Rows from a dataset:
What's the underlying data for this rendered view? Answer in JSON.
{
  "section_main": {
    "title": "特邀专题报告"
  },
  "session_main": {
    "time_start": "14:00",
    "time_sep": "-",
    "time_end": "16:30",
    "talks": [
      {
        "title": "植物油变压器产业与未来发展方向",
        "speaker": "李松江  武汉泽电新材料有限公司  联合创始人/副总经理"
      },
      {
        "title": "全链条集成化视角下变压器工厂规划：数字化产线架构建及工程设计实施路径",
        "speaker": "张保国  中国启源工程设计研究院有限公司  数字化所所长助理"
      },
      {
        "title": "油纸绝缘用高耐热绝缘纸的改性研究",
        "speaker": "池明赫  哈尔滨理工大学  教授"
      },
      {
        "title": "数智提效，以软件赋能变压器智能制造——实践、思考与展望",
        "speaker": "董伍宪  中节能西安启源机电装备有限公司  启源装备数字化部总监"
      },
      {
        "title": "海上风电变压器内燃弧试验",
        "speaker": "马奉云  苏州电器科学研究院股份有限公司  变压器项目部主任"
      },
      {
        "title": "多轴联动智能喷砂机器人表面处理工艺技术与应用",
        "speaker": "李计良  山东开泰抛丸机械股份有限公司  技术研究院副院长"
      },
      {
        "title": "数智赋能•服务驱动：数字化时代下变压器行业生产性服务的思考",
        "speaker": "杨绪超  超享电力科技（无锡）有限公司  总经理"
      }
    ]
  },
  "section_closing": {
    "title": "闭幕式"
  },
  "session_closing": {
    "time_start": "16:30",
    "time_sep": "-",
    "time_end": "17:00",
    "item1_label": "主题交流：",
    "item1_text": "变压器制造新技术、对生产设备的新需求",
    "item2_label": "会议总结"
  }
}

## DIRECTION
Output all preceding records character for character.

## RESULT BELOW
What's the underlying data for this rendered view? Answer in JSON.
{
  "section_main": {
    "title": "特邀专题报告"
  },
  "session_main": {
    "time_start": "14:00",
    "time_sep": "-",
    "time_end": "16:30",
    "talks": [
      {
        "title": "植物油变压器产业与未来发展方向",
        "speaker": "李松江  武汉泽电新材料有限公司  联合创始人/副总经理"
      },
      {
        "title": "全链条集成化视角下变压器工厂规划：数字化产线架构建及工程设计实施路径",
        "speaker": "张保国  中国启源工程设计研究院有限公司  数字化所所长助理"
      },
      {
        "title": "油纸绝缘用高耐热绝缘纸的改性研究",
        "speaker": "池明赫  哈尔滨理工大学  教授"
      },
      {
        "title": "数智提效，以软件赋能变压器智能制造——实践、思考与展望",
        "speaker": "董伍宪  中节能西安启源机电装备有限公司  启源装备数字化部总监"
      },
      {
        "title": "海上风电变压器内燃弧试验",
        "speaker": "马奉云  苏州电器科学研究院股份有限公司  变压器项目部主任"
      },
      {
        "title": "多轴联动智能喷砂机器人表面处理工艺技术与应用",
        "speaker": "李计良  山东开泰抛丸机械股份有限公司  技术研究院副院长"
      },
      {
        "title": "数智赋能•服务驱动：数字化时代下变压器行业生产性服务的思考",
        "speaker": "杨绪超  超享电力科技（无锡）有限公司  总经理"
      }
    ]
  },
  "section_closing": {
    "title": "闭幕式"
  },
  "session_closing": {
    "time_start": "16:30",
    "time_sep": "-",
    "time_end": "17:00",
    "item1_label": "主题交流：",
    "item1_text": "变压器制造新技术、对生产设备的新需求",
    "item2_label": "会议总结"
  }
}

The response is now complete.